#### Material shown:
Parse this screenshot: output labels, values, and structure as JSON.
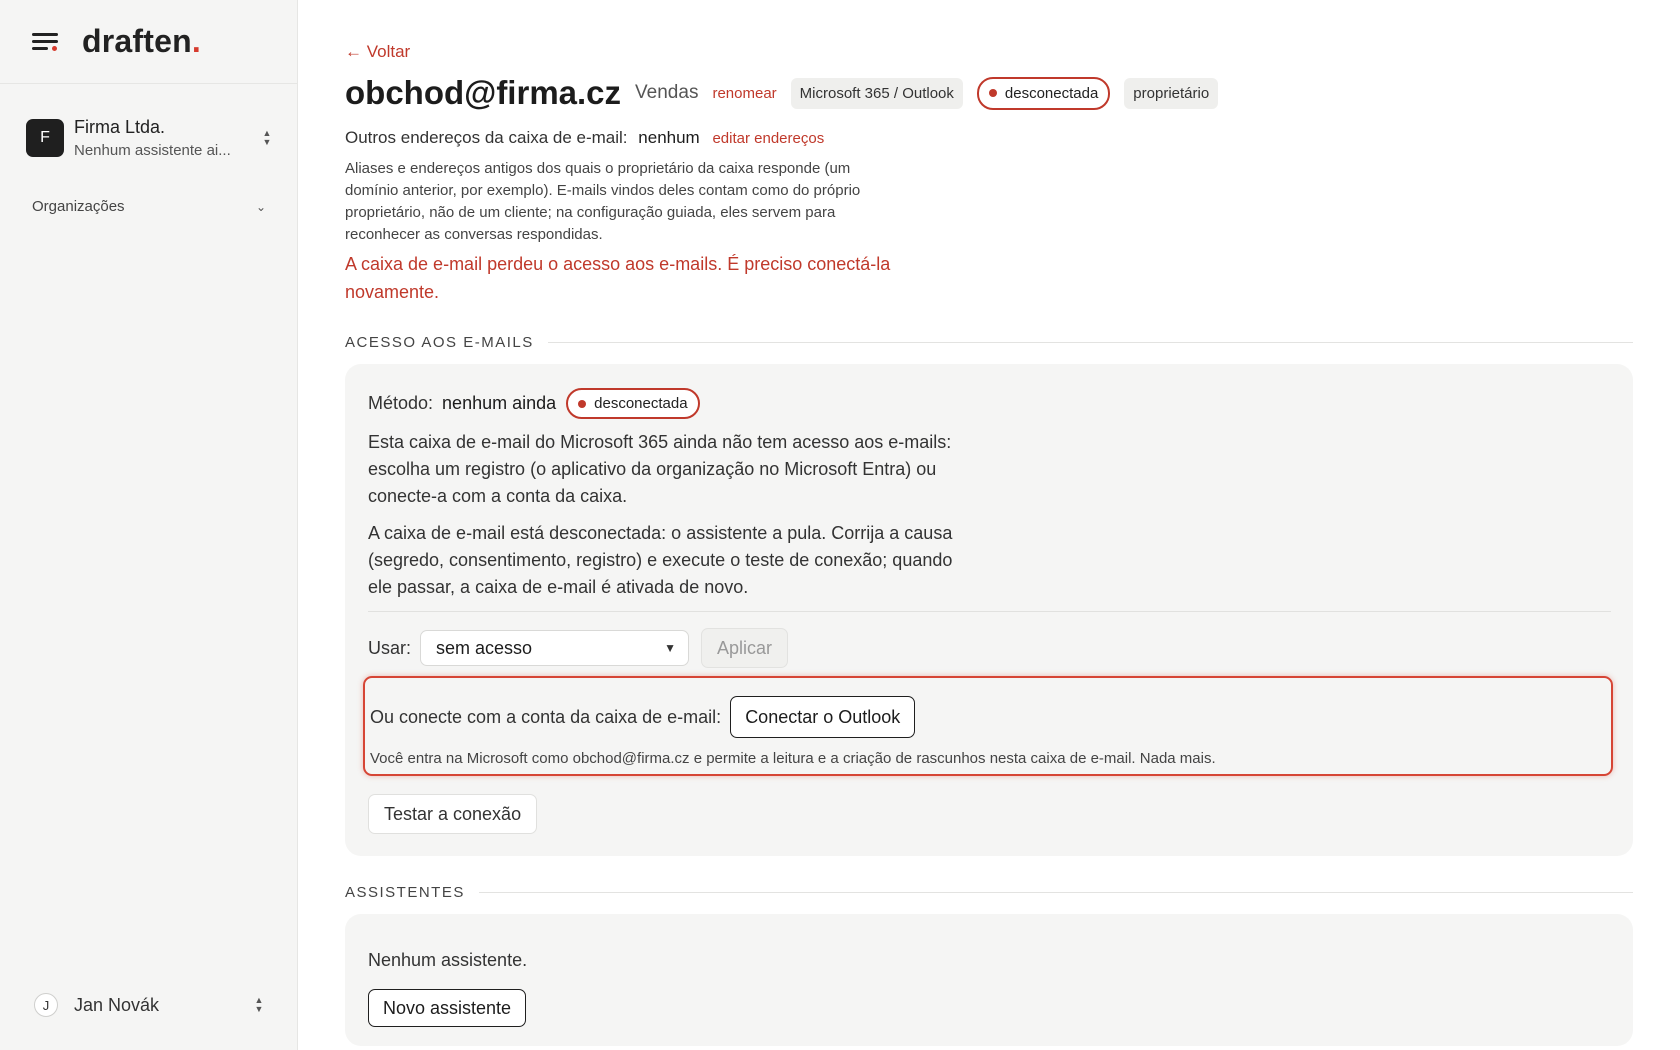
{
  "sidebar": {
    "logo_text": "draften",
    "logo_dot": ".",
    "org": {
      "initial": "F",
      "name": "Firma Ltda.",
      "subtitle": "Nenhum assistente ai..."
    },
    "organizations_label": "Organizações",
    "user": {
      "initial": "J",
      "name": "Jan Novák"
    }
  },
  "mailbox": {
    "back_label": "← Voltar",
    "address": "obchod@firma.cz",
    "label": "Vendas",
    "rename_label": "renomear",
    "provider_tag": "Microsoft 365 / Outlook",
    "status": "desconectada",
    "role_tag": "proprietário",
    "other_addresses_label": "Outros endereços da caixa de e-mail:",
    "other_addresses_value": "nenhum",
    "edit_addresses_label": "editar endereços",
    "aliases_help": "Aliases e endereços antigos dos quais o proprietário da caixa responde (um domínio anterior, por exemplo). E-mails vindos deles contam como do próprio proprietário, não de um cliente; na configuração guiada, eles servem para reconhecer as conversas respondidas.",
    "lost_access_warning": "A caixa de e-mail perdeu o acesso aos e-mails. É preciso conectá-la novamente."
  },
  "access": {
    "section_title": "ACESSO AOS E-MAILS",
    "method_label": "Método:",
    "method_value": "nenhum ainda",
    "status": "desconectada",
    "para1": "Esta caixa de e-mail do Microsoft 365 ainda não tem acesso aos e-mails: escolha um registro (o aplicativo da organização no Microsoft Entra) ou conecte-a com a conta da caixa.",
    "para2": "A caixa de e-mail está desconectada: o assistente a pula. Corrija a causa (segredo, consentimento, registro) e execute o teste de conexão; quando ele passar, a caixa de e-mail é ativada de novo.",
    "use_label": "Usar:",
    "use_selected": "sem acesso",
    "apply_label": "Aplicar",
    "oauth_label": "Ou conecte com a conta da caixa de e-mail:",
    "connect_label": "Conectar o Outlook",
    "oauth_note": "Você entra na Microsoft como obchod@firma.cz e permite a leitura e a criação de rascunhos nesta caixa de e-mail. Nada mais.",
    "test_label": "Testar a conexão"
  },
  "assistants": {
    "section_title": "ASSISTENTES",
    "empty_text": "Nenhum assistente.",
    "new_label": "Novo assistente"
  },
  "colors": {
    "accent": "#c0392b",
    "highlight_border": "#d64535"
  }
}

...

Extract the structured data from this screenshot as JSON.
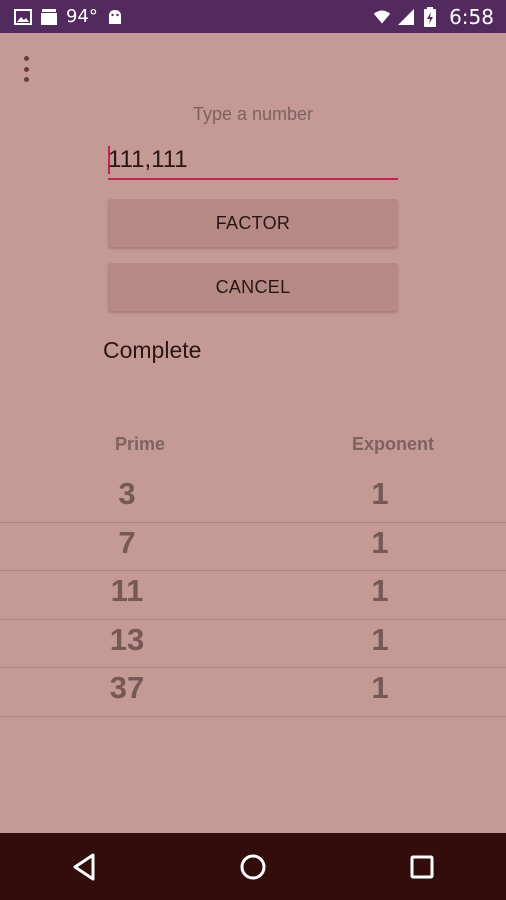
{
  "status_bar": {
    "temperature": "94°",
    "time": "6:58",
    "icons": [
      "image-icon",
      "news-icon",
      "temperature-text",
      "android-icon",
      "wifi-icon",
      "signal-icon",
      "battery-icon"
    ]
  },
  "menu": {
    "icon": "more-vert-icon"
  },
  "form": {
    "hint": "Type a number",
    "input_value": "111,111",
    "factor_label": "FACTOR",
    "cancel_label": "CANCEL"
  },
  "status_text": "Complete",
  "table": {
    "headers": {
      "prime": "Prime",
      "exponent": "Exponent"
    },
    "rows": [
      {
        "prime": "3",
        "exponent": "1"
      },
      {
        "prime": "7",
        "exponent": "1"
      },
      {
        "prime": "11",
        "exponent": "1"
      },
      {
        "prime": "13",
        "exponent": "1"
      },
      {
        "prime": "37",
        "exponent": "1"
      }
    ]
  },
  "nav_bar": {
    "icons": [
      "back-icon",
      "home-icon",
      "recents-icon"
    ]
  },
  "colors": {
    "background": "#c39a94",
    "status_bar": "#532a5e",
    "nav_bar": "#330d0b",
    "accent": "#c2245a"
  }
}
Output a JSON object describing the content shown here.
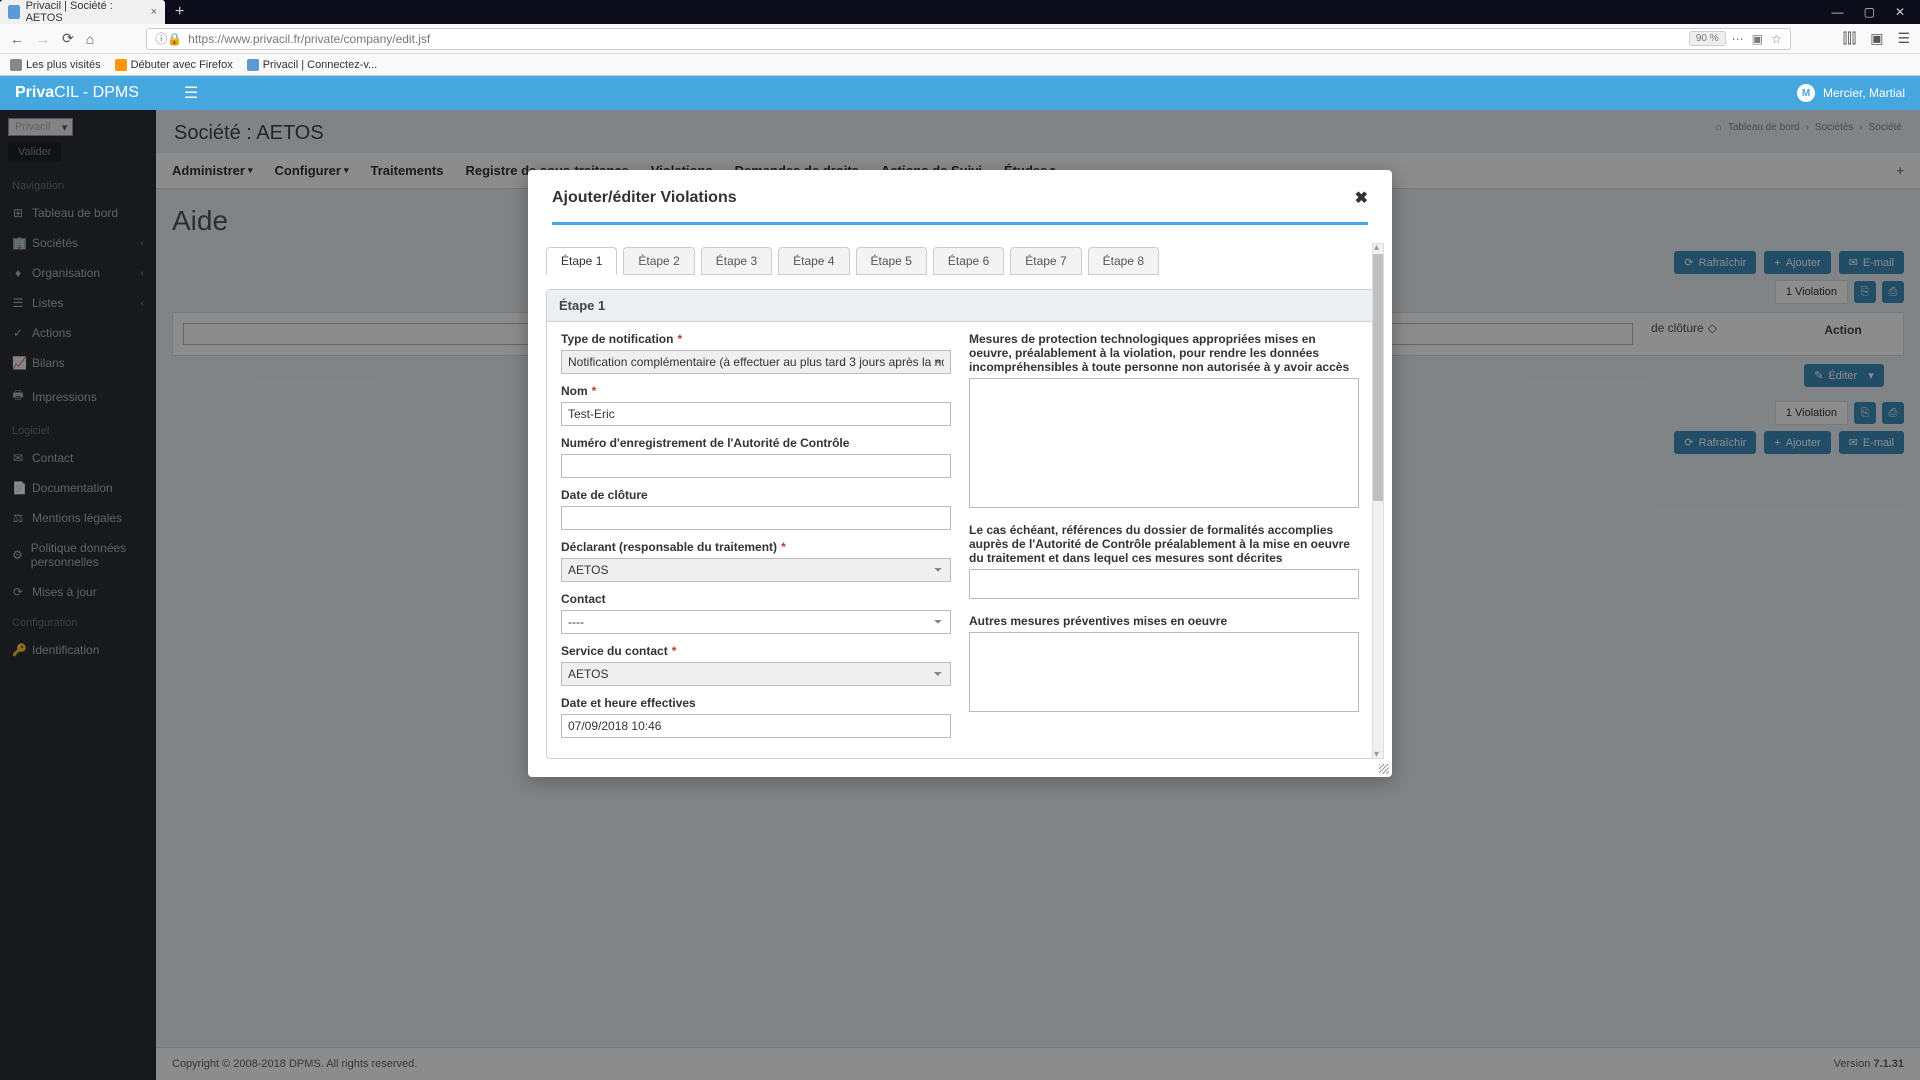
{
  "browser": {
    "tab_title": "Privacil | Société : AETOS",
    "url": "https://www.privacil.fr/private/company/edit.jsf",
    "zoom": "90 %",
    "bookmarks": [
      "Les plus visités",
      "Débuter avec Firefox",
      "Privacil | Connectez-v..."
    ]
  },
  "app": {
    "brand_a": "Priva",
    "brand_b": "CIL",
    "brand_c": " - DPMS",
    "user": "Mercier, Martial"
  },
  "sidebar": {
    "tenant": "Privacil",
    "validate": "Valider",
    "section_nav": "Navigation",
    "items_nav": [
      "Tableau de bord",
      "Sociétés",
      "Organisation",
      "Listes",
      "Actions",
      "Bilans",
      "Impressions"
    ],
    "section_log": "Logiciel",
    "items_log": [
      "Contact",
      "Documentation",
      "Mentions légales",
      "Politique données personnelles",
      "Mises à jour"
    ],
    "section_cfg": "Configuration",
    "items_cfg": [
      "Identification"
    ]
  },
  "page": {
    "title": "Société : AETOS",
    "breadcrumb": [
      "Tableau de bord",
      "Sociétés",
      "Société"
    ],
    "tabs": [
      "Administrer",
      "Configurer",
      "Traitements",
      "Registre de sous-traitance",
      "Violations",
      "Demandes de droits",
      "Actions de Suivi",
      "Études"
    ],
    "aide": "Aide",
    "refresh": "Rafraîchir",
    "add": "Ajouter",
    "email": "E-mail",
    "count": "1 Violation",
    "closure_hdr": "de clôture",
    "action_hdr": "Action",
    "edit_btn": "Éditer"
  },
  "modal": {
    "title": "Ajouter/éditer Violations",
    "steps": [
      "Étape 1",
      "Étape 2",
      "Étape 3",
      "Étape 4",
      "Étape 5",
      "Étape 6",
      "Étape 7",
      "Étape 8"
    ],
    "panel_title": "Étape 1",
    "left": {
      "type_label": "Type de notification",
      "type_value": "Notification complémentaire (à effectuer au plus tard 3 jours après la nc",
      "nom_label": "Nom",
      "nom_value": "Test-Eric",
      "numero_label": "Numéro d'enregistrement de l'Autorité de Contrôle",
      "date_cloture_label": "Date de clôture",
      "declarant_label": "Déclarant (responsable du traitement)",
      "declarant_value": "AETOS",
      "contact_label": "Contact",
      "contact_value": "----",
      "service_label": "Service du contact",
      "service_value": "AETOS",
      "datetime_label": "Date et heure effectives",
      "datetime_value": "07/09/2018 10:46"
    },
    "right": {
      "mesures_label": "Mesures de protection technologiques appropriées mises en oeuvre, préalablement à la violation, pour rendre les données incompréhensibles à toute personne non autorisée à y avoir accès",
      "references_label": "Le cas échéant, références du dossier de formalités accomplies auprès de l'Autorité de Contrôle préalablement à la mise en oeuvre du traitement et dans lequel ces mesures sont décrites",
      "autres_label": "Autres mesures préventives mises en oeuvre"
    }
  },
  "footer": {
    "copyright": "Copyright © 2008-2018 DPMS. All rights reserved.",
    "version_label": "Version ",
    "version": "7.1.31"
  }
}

---

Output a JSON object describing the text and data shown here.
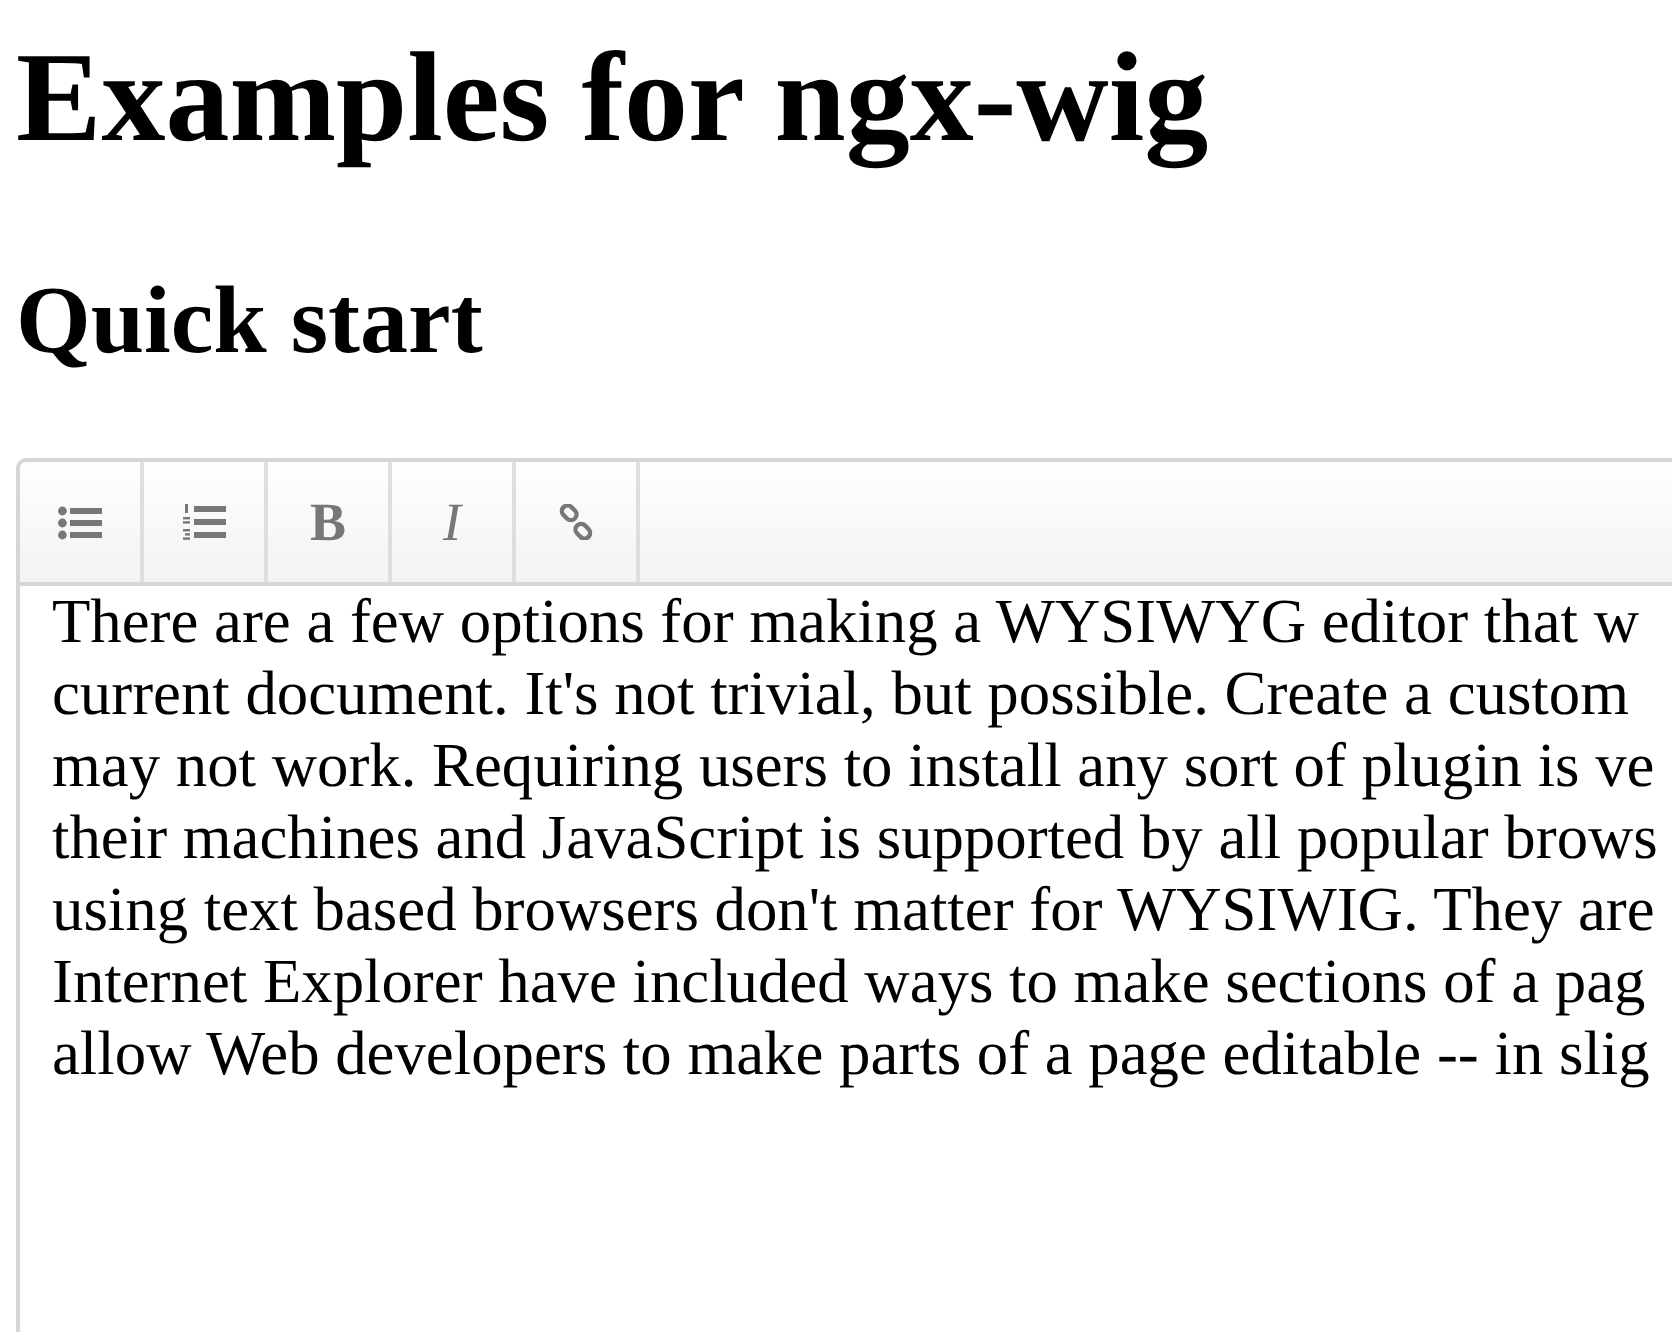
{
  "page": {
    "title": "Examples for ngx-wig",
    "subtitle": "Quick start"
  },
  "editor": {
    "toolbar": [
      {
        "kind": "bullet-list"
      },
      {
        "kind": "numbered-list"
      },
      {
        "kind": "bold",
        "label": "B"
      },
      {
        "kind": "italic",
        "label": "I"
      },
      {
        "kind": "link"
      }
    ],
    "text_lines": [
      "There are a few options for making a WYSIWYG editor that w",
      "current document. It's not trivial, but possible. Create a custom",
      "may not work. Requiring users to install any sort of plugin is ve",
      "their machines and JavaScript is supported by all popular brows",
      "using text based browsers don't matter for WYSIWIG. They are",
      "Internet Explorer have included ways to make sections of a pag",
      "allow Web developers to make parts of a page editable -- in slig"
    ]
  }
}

#### Aim of the exercise:
Search the lines above for the string "clôture" and copy each line that has it.

#### Result below:
    "closure_hdr": "de clôture",
      "date_cloture_label": "Date de clôture",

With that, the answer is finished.